#### [The input]
<<<<
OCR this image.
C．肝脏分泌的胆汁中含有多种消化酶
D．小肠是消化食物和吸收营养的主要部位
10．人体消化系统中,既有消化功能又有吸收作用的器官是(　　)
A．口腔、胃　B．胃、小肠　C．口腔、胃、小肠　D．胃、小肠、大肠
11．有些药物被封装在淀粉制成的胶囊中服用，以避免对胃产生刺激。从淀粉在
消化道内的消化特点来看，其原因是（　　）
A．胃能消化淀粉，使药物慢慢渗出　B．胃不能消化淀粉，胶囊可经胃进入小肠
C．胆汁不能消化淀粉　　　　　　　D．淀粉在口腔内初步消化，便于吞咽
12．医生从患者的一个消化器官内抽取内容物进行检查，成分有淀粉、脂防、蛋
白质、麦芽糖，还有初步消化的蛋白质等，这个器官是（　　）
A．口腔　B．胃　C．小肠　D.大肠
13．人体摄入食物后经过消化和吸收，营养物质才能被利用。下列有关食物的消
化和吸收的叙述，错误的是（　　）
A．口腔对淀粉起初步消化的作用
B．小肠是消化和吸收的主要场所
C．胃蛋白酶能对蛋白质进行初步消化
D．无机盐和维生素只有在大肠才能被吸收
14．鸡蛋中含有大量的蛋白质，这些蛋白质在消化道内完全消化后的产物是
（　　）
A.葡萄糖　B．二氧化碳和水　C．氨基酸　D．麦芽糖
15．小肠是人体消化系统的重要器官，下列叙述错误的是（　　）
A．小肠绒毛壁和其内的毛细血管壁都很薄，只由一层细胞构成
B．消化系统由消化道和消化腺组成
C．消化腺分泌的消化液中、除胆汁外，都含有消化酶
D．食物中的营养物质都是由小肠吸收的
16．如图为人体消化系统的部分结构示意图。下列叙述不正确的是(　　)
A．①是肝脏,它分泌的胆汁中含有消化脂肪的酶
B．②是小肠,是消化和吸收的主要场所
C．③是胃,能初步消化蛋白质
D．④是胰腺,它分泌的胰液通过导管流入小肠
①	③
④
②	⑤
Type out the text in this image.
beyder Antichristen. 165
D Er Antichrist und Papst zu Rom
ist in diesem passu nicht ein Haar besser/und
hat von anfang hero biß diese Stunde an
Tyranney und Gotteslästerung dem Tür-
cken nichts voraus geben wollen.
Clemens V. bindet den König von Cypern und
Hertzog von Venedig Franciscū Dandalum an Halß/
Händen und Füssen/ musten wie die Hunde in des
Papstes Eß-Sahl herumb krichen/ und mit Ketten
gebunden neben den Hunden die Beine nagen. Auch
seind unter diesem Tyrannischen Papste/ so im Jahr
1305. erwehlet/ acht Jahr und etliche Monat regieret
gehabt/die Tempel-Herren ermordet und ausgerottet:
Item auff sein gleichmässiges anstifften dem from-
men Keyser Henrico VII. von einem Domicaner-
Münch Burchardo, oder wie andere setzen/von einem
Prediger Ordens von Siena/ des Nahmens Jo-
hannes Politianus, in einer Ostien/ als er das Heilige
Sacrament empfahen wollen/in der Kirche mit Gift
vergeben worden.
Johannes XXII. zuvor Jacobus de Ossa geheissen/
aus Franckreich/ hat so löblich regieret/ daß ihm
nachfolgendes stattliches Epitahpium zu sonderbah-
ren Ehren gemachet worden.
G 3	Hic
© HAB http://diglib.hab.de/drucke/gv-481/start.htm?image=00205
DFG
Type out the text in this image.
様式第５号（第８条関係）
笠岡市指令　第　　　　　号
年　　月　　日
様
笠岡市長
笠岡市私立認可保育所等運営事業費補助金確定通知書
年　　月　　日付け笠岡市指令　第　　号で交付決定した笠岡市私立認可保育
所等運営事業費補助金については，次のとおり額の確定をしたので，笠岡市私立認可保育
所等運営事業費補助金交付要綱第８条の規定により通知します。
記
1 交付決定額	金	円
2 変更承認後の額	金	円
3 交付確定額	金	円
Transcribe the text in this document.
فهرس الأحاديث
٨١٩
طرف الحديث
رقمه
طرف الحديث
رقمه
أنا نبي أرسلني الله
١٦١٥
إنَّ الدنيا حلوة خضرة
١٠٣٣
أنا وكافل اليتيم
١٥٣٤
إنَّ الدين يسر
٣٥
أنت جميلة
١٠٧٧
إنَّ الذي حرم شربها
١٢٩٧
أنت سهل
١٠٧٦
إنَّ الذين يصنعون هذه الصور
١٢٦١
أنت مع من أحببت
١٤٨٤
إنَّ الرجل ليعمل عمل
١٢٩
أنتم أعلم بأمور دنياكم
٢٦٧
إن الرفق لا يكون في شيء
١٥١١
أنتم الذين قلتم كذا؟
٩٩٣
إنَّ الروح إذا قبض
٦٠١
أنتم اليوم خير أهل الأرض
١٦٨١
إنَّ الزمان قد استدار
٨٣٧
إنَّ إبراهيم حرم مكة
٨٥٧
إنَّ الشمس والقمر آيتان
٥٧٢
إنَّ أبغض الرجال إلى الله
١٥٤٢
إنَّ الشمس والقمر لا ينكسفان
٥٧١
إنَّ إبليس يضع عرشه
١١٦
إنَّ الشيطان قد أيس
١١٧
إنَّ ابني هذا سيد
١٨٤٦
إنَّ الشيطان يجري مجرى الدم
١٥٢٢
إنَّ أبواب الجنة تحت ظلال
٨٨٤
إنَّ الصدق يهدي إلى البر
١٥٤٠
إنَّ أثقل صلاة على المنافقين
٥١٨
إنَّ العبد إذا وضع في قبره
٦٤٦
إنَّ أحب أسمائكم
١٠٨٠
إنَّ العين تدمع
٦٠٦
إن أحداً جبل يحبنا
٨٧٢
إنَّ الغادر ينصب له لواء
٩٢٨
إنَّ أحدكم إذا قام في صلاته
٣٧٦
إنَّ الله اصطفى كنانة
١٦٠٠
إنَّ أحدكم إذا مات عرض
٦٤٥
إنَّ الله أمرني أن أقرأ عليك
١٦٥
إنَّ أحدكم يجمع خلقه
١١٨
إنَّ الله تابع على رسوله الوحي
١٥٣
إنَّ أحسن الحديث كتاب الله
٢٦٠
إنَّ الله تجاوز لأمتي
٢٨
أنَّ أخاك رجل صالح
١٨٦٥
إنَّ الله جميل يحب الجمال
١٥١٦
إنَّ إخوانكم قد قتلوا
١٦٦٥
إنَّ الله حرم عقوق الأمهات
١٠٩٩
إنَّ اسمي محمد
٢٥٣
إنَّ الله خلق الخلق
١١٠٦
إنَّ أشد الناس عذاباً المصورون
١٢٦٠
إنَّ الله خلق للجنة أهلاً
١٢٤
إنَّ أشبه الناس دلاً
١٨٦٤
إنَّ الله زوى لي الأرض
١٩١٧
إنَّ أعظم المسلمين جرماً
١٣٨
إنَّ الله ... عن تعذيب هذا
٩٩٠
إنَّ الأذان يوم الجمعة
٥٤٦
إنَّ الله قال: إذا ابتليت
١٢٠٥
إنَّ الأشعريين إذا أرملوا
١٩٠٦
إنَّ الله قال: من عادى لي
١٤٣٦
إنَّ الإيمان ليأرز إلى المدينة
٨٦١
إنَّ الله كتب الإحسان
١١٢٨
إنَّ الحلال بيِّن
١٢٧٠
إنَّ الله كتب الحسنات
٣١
>>>>
#### [To do]
A line counts if it holds the word "worden". How many lines of the entries count? Give the number only.

#### [Answer to the exercise]
2